▸ DIRECTION: Reproduce the records below in their entirety, character for character.

* BEGIN SOURCE DATA *

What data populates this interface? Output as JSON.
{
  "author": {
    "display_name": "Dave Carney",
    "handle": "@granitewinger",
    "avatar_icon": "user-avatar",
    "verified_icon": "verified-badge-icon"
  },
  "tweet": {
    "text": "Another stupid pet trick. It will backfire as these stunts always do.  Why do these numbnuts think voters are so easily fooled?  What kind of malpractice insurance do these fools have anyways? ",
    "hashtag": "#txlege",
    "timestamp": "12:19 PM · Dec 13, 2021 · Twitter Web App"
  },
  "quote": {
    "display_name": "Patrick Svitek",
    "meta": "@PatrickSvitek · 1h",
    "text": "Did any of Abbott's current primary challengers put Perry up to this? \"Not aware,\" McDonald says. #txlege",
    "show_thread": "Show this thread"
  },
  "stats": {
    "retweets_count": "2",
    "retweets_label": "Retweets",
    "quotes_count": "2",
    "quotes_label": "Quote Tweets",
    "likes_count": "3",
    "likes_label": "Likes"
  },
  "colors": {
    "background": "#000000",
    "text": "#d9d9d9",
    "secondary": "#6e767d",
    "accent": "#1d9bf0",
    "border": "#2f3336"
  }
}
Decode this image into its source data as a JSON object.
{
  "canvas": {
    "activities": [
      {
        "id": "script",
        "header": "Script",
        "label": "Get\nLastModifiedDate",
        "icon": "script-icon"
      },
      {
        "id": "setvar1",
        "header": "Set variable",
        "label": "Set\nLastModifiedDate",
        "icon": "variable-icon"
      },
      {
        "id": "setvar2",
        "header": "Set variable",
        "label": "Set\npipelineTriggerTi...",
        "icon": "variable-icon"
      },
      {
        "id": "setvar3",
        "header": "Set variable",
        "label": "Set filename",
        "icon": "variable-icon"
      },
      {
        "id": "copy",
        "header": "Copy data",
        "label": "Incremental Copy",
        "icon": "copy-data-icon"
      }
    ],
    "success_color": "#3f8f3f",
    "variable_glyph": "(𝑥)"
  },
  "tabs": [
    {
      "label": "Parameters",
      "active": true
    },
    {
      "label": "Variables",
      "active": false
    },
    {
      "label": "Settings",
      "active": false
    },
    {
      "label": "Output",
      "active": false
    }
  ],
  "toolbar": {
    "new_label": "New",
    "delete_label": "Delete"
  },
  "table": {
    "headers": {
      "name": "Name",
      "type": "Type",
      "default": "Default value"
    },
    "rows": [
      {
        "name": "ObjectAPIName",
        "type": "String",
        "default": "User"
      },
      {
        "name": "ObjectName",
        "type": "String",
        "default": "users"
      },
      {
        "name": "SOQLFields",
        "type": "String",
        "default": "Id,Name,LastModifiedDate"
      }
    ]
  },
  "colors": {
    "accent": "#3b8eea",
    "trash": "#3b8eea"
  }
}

* END SOURCE DATA *

▸ RESPONSE:
What data populates this interface? Output as JSON.
{
  "author": {
    "display_name": "Dave Carney",
    "handle": "@granitewinger",
    "avatar_icon": "user-avatar",
    "verified_icon": "verified-badge-icon"
  },
  "tweet": {
    "text": "Another stupid pet trick. It will backfire as these stunts always do.  Why do these numbnuts think voters are so easily fooled?  What kind of malpractice insurance do these fools have anyways? ",
    "hashtag": "#txlege",
    "timestamp": "12:19 PM · Dec 13, 2021 · Twitter Web App"
  },
  "quote": {
    "display_name": "Patrick Svitek",
    "meta": "@PatrickSvitek · 1h",
    "text": "Did any of Abbott's current primary challengers put Perry up to this? \"Not aware,\" McDonald says. #txlege",
    "show_thread": "Show this thread"
  },
  "stats": {
    "retweets_count": "2",
    "retweets_label": "Retweets",
    "quotes_count": "2",
    "quotes_label": "Quote Tweets",
    "likes_count": "3",
    "likes_label": "Likes"
  },
  "colors": {
    "background": "#000000",
    "text": "#d9d9d9",
    "secondary": "#6e767d",
    "accent": "#1d9bf0",
    "border": "#2f3336"
  }
}
Decode this image into its source data as a JSON object.
{
  "canvas": {
    "activities": [
      {
        "id": "script",
        "header": "Script",
        "label": "Get\nLastModifiedDate",
        "icon": "script-icon"
      },
      {
        "id": "setvar1",
        "header": "Set variable",
        "label": "Set\nLastModifiedDate",
        "icon": "variable-icon"
      },
      {
        "id": "setvar2",
        "header": "Set variable",
        "label": "Set\npipelineTriggerTi...",
        "icon": "variable-icon"
      },
      {
        "id": "setvar3",
        "header": "Set variable",
        "label": "Set filename",
        "icon": "variable-icon"
      },
      {
        "id": "copy",
        "header": "Copy data",
        "label": "Incremental Copy",
        "icon": "copy-data-icon"
      }
    ],
    "success_color": "#3f8f3f",
    "variable_glyph": "(𝑥)"
  },
  "tabs": [
    {
      "label": "Parameters",
      "active": true
    },
    {
      "label": "Variables",
      "active": false
    },
    {
      "label": "Settings",
      "active": false
    },
    {
      "label": "Output",
      "active": false
    }
  ],
  "toolbar": {
    "new_label": "New",
    "delete_label": "Delete"
  },
  "table": {
    "headers": {
      "name": "Name",
      "type": "Type",
      "default": "Default value"
    },
    "rows": [
      {
        "name": "ObjectAPIName",
        "type": "String",
        "default": "User"
      },
      {
        "name": "ObjectName",
        "type": "String",
        "default": "users"
      },
      {
        "name": "SOQLFields",
        "type": "String",
        "default": "Id,Name,LastModifiedDate"
      }
    ]
  },
  "colors": {
    "accent": "#3b8eea",
    "trash": "#3b8eea"
  }
}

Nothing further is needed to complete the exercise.